• **Your instructions**
Copy the data that follows, character for character, minus the pictures.

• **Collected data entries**
==============================
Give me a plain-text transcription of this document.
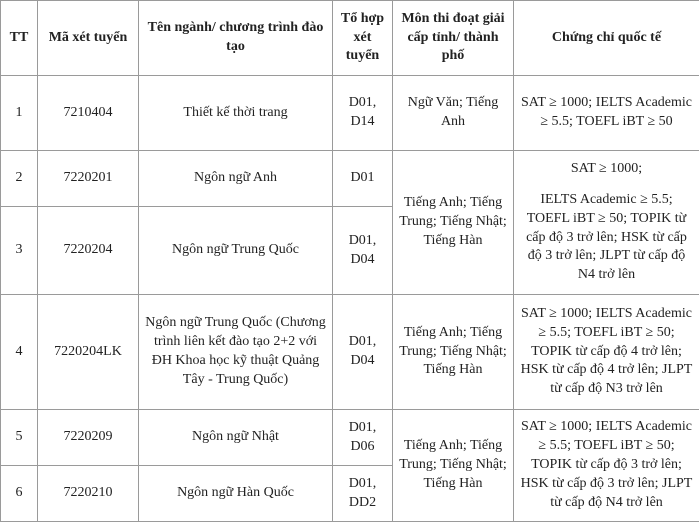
TT	Mã xét tuyển	Tên ngành/ chương trình đào tạo	Tổ hợp xét tuyển	Môn thi đoạt giải cấp tỉnh/ thành phố	Chứng chỉ quốc tế
1	7210404	Thiết kế thời trang	D01, D14	Ngữ Văn; Tiếng Anh	SAT ≥ 1000; IELTS Academic ≥ 5.5; TOEFL iBT ≥ 50
2	7220201	Ngôn ngữ Anh	D01	Tiếng Anh; Tiếng Trung; Tiếng Nhật; Tiếng Hàn	SAT ≥ 1000;
IELTS Academic ≥ 5.5; TOEFL iBT ≥ 50; TOPIK từ cấp độ 3 trở lên; HSK từ cấp độ 3 trở lên; JLPT từ cấp độ N4 trở lên

3	7220204	Ngôn ngữ Trung Quốc	D01, D04		
4	7220204LK	Ngôn ngữ Trung Quốc (Chương trình liên kết đào tạo 2+2 với ĐH Khoa học kỹ thuật Quảng Tây - Trung Quốc)	D01, D04	Tiếng Anh; Tiếng Trung; Tiếng Nhật; Tiếng Hàn	SAT ≥ 1000; IELTS Academic ≥ 5.5; TOEFL iBT ≥ 50; TOPIK từ cấp độ 4 trở lên; HSK từ cấp độ 4 trở lên; JLPT từ cấp độ N3 trở lên
5	7220209	Ngôn ngữ Nhật	D01, D06	Tiếng Anh; Tiếng Trung; Tiếng Nhật; Tiếng Hàn	SAT ≥ 1000; IELTS Academic ≥ 5.5; TOEFL iBT ≥ 50; TOPIK từ cấp độ 3 trở lên; HSK từ cấp độ 3 trở lên; JLPT từ cấp độ N4 trở lên
6	7220210	Ngôn ngữ Hàn Quốc	D01, DD2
==============================
• **Output for this task**
Give me a plain-text transcription of this document.
TT	Mã xét tuyển	Tên ngành/ chương trình đào tạo	Tổ hợp xét tuyển	Môn thi đoạt giải cấp tỉnh/ thành phố	Chứng chỉ quốc tế
1	7210404	Thiết kế thời trang	D01, D14	Ngữ Văn; Tiếng Anh	SAT ≥ 1000; IELTS Academic ≥ 5.5; TOEFL iBT ≥ 50
2	7220201	Ngôn ngữ Anh	D01	Tiếng Anh; Tiếng Trung; Tiếng Nhật; Tiếng Hàn	SAT ≥ 1000;
IELTS Academic ≥ 5.5; TOEFL iBT ≥ 50; TOPIK từ cấp độ 3 trở lên; HSK từ cấp độ 3 trở lên; JLPT từ cấp độ N4 trở lên

3	7220204	Ngôn ngữ Trung Quốc	D01, D04		
4	7220204LK	Ngôn ngữ Trung Quốc (Chương trình liên kết đào tạo 2+2 với ĐH Khoa học kỹ thuật Quảng Tây - Trung Quốc)	D01, D04	Tiếng Anh; Tiếng Trung; Tiếng Nhật; Tiếng Hàn	SAT ≥ 1000; IELTS Academic ≥ 5.5; TOEFL iBT ≥ 50; TOPIK từ cấp độ 4 trở lên; HSK từ cấp độ 4 trở lên; JLPT từ cấp độ N3 trở lên
5	7220209	Ngôn ngữ Nhật	D01, D06	Tiếng Anh; Tiếng Trung; Tiếng Nhật; Tiếng Hàn	SAT ≥ 1000; IELTS Academic ≥ 5.5; TOEFL iBT ≥ 50; TOPIK từ cấp độ 3 trở lên; HSK từ cấp độ 3 trở lên; JLPT từ cấp độ N4 trở lên
6	7220210	Ngôn ngữ Hàn Quốc	D01, DD2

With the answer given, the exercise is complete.